RECORDS:

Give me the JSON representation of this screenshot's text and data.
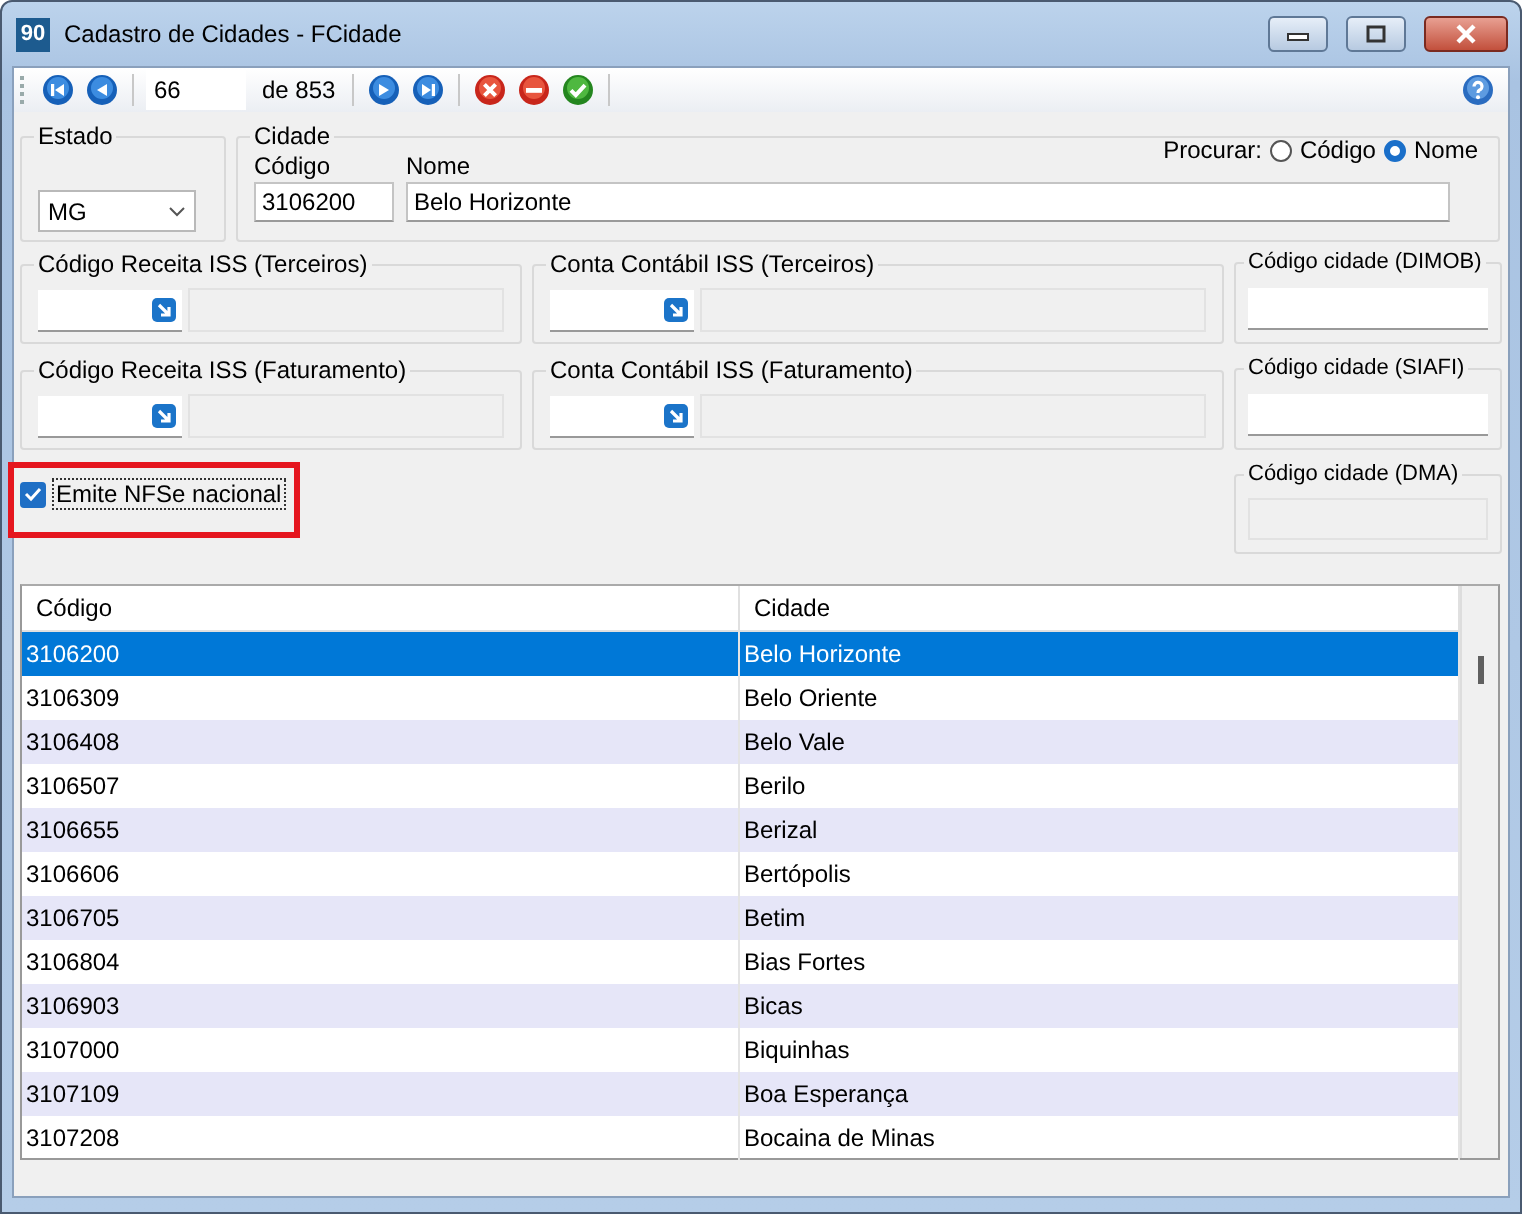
{
  "window": {
    "title": "Cadastro de Cidades - FCidade",
    "app_icon": "90"
  },
  "toolbar": {
    "record": "66",
    "total": "de 853"
  },
  "estado": {
    "label": "Estado",
    "value": "MG"
  },
  "cidade": {
    "label": "Cidade",
    "codigo_label": "Código",
    "codigo": "3106200",
    "nome_label": "Nome",
    "nome": "Belo Horizonte",
    "search_label": "Procurar:",
    "search_options": [
      {
        "label": "Código",
        "selected": false
      },
      {
        "label": "Nome",
        "selected": true
      }
    ]
  },
  "lookups": [
    {
      "label": "Código Receita ISS (Terceiros)"
    },
    {
      "label": "Conta Contábil ISS (Terceiros)"
    },
    {
      "label": "Código Receita ISS (Faturamento)"
    },
    {
      "label": "Conta Contábil ISS (Faturamento)"
    }
  ],
  "city_codes": [
    {
      "label": "Código cidade (DIMOB)",
      "disabled": false
    },
    {
      "label": "Código cidade (SIAFI)",
      "disabled": false
    },
    {
      "label": "Código cidade (DMA)",
      "disabled": true
    }
  ],
  "emite_nfse": {
    "label": "Emite NFSe nacional",
    "checked": true
  },
  "table": {
    "columns": [
      "Código",
      "Cidade"
    ],
    "rows": [
      {
        "cells": [
          "3106200",
          "Belo Horizonte"
        ],
        "selected": true
      },
      {
        "cells": [
          "3106309",
          "Belo Oriente"
        ],
        "selected": false
      },
      {
        "cells": [
          "3106408",
          "Belo Vale"
        ],
        "selected": false
      },
      {
        "cells": [
          "3106507",
          "Berilo"
        ],
        "selected": false
      },
      {
        "cells": [
          "3106655",
          "Berizal"
        ],
        "selected": false
      },
      {
        "cells": [
          "3106606",
          "Bertópolis"
        ],
        "selected": false
      },
      {
        "cells": [
          "3106705",
          "Betim"
        ],
        "selected": false
      },
      {
        "cells": [
          "3106804",
          "Bias Fortes"
        ],
        "selected": false
      },
      {
        "cells": [
          "3106903",
          "Bicas"
        ],
        "selected": false
      },
      {
        "cells": [
          "3107000",
          "Biquinhas"
        ],
        "selected": false
      },
      {
        "cells": [
          "3107109",
          "Boa Esperança"
        ],
        "selected": false
      },
      {
        "cells": [
          "3107208",
          "Bocaina de Minas"
        ],
        "selected": false
      }
    ]
  }
}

WHAT IS NEEDED: Each line of the data is to be duplicated exactly; pictures stay out of the copy.

RESPONSE FOR THIS EXERCISE:
Give me the JSON representation of this screenshot's text and data.
{
  "window": {
    "title": "Cadastro de Cidades - FCidade",
    "app_icon": "90"
  },
  "toolbar": {
    "record": "66",
    "total": "de 853"
  },
  "estado": {
    "label": "Estado",
    "value": "MG"
  },
  "cidade": {
    "label": "Cidade",
    "codigo_label": "Código",
    "codigo": "3106200",
    "nome_label": "Nome",
    "nome": "Belo Horizonte",
    "search_label": "Procurar:",
    "search_options": [
      {
        "label": "Código",
        "selected": false
      },
      {
        "label": "Nome",
        "selected": true
      }
    ]
  },
  "lookups": [
    {
      "label": "Código Receita ISS (Terceiros)"
    },
    {
      "label": "Conta Contábil ISS (Terceiros)"
    },
    {
      "label": "Código Receita ISS (Faturamento)"
    },
    {
      "label": "Conta Contábil ISS (Faturamento)"
    }
  ],
  "city_codes": [
    {
      "label": "Código cidade (DIMOB)",
      "disabled": false
    },
    {
      "label": "Código cidade (SIAFI)",
      "disabled": false
    },
    {
      "label": "Código cidade (DMA)",
      "disabled": true
    }
  ],
  "emite_nfse": {
    "label": "Emite NFSe nacional",
    "checked": true
  },
  "table": {
    "columns": [
      "Código",
      "Cidade"
    ],
    "rows": [
      {
        "cells": [
          "3106200",
          "Belo Horizonte"
        ],
        "selected": true
      },
      {
        "cells": [
          "3106309",
          "Belo Oriente"
        ],
        "selected": false
      },
      {
        "cells": [
          "3106408",
          "Belo Vale"
        ],
        "selected": false
      },
      {
        "cells": [
          "3106507",
          "Berilo"
        ],
        "selected": false
      },
      {
        "cells": [
          "3106655",
          "Berizal"
        ],
        "selected": false
      },
      {
        "cells": [
          "3106606",
          "Bertópolis"
        ],
        "selected": false
      },
      {
        "cells": [
          "3106705",
          "Betim"
        ],
        "selected": false
      },
      {
        "cells": [
          "3106804",
          "Bias Fortes"
        ],
        "selected": false
      },
      {
        "cells": [
          "3106903",
          "Bicas"
        ],
        "selected": false
      },
      {
        "cells": [
          "3107000",
          "Biquinhas"
        ],
        "selected": false
      },
      {
        "cells": [
          "3107109",
          "Boa Esperança"
        ],
        "selected": false
      },
      {
        "cells": [
          "3107208",
          "Bocaina de Minas"
        ],
        "selected": false
      }
    ]
  }
}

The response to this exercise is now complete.